• [Objective] Copy each line where the word "porter" occurs.
=-=-=-=-=
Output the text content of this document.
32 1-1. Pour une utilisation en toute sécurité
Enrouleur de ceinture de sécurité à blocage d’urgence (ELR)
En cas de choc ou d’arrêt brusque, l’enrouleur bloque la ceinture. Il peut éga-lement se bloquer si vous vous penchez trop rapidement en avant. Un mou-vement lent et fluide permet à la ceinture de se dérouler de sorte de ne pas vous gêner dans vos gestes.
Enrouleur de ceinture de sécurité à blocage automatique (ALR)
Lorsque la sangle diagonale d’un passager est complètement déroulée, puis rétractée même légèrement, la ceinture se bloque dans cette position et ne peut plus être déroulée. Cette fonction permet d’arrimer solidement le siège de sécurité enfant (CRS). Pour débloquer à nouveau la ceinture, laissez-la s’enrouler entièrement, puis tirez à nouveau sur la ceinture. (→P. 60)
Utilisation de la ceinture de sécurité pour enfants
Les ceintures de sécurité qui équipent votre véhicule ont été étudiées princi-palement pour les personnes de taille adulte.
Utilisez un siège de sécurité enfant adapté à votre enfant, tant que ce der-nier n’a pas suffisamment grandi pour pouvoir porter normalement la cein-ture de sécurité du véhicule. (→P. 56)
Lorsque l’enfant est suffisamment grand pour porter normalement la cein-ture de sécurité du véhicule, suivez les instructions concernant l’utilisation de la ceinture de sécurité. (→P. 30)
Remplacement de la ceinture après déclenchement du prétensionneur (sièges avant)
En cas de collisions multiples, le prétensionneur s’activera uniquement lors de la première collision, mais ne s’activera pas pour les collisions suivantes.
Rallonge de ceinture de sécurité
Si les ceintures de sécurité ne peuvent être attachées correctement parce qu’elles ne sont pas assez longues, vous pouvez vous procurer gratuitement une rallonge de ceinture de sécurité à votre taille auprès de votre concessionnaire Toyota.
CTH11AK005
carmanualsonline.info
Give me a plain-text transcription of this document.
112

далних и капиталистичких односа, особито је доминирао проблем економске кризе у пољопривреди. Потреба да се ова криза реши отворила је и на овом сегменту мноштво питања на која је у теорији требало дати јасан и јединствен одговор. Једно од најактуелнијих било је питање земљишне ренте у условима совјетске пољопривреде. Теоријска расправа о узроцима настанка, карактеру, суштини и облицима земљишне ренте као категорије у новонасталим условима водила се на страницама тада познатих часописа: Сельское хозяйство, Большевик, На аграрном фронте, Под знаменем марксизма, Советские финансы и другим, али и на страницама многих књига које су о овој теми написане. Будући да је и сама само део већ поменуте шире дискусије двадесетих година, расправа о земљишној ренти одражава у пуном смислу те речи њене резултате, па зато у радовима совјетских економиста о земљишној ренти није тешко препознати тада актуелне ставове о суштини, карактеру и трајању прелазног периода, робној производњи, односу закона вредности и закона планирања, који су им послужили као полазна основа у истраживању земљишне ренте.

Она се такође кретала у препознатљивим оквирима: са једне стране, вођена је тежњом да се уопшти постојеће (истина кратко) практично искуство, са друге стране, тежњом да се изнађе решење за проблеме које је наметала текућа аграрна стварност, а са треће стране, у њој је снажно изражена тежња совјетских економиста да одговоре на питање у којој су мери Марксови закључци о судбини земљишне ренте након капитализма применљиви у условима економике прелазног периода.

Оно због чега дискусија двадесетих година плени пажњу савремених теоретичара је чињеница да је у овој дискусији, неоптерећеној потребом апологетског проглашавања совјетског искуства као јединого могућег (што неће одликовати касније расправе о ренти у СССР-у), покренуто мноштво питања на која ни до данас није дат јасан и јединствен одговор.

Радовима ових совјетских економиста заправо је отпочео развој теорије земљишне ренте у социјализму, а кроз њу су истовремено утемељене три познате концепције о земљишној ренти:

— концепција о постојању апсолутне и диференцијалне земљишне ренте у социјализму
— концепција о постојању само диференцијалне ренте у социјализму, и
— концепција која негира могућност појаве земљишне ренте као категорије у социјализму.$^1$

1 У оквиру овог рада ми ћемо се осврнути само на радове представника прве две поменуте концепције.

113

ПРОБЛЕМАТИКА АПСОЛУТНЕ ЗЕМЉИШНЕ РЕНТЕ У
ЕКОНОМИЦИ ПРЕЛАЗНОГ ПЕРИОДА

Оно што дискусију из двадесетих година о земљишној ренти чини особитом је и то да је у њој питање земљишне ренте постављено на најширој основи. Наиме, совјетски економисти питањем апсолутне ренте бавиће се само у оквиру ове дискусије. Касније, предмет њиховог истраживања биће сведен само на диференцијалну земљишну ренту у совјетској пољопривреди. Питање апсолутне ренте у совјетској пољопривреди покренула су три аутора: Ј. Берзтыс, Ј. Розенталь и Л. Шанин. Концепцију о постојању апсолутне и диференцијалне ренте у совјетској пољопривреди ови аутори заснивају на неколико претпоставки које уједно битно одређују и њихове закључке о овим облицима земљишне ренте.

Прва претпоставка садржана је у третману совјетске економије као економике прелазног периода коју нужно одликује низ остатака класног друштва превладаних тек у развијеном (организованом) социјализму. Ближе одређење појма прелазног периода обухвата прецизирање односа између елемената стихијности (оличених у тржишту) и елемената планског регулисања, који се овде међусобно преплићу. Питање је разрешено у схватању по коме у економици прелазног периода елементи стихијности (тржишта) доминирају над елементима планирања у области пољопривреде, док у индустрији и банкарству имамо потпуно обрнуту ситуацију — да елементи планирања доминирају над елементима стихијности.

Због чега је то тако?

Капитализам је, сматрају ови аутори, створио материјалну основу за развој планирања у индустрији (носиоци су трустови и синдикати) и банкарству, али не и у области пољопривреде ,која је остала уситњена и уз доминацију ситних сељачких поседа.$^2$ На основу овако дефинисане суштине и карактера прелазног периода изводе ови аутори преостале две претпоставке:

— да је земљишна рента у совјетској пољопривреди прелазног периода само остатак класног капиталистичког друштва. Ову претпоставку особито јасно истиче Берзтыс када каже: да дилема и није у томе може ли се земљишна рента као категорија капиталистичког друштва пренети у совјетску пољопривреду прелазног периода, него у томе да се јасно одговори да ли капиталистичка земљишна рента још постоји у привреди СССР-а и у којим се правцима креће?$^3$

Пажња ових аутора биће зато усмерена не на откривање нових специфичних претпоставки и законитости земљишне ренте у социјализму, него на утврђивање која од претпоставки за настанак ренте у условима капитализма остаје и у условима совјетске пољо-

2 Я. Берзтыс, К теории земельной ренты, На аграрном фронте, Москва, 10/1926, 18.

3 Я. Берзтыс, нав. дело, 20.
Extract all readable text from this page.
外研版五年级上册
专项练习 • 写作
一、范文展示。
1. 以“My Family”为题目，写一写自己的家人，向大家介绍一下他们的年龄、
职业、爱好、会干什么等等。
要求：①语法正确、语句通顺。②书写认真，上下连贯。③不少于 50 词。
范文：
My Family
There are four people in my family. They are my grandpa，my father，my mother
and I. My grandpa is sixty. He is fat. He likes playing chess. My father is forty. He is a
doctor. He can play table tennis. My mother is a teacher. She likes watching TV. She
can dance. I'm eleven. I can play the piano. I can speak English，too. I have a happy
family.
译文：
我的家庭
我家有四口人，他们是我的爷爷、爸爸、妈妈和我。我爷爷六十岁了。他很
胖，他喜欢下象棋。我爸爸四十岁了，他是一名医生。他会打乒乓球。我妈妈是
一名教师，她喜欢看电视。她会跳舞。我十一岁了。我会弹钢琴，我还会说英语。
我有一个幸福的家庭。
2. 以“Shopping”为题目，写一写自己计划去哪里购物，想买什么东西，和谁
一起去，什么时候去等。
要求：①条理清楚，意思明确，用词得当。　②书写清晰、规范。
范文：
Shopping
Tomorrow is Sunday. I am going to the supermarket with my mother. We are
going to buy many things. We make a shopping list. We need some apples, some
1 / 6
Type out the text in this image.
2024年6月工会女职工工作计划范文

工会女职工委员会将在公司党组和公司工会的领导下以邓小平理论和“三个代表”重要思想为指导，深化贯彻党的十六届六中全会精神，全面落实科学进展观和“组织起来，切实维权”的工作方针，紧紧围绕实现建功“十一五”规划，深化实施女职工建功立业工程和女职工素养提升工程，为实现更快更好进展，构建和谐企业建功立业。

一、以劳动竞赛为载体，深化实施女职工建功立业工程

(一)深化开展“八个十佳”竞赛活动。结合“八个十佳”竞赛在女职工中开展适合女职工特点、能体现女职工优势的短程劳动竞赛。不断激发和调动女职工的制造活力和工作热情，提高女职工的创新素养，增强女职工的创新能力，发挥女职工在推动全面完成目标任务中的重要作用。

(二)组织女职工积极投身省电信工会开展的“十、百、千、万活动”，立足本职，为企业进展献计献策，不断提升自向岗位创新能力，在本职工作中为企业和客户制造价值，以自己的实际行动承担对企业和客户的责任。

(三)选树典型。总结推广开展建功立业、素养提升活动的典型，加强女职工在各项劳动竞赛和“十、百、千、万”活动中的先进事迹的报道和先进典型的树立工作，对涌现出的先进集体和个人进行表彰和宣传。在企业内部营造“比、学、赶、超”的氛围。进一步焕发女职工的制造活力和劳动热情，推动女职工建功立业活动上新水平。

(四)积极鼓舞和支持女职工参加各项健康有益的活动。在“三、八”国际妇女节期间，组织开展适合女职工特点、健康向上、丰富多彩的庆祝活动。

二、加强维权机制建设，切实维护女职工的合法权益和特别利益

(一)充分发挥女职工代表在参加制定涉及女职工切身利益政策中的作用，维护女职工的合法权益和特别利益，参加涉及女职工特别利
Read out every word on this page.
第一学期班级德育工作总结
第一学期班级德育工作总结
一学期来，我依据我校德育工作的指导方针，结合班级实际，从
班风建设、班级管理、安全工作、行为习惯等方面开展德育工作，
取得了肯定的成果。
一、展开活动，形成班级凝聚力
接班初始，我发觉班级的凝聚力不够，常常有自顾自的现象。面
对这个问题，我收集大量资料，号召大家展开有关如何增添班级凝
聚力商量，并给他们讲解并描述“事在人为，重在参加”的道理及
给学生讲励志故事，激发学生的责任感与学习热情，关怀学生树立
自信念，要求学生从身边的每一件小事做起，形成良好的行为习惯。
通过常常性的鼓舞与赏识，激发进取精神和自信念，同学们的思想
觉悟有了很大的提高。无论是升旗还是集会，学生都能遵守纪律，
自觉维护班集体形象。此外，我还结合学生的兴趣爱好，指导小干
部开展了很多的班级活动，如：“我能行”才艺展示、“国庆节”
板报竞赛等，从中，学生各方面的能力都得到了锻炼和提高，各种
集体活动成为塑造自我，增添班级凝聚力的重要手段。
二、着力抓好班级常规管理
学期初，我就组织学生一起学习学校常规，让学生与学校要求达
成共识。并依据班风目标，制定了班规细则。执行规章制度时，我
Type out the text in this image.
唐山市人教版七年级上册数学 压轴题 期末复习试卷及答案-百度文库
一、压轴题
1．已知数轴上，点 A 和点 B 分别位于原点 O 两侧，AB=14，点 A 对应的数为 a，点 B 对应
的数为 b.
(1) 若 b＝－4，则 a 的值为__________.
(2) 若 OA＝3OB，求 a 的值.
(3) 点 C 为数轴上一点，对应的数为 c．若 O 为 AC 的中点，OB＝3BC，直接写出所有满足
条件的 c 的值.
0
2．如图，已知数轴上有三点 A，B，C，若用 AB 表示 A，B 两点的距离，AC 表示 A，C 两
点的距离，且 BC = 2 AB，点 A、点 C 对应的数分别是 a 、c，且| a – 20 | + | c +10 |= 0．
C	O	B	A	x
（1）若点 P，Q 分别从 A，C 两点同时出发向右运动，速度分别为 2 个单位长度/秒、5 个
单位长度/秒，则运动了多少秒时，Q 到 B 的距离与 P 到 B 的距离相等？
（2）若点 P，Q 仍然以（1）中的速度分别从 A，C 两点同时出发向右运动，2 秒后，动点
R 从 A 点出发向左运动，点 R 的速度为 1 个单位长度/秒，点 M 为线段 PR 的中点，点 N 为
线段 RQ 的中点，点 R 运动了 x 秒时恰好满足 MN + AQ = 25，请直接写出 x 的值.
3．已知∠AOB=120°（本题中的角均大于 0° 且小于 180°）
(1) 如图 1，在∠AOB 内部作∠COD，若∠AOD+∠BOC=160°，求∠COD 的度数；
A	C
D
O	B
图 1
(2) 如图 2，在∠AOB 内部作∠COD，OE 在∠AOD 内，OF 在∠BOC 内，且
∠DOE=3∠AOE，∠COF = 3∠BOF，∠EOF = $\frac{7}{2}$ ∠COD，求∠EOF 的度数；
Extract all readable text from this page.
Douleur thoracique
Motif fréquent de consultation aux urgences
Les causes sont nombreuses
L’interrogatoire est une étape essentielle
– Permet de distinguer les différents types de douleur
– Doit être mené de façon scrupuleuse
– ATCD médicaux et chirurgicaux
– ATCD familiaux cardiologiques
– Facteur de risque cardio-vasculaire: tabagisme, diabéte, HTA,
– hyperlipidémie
=-=-=-=-=
• [Result]
Utilisez un siège de sécurité enfant adapté à votre enfant, tant que ce der-nier n’a pas suffisamment grandi pour pouvoir porter normalement la cein-ture de sécurité du véhicule. (→P. 56)
Lorsque l’enfant est suffisamment grand pour porter normalement la cein-ture de sécurité du véhicule, suivez les instructions concernant l’utilisation de la ceinture de sécurité. (→P. 30)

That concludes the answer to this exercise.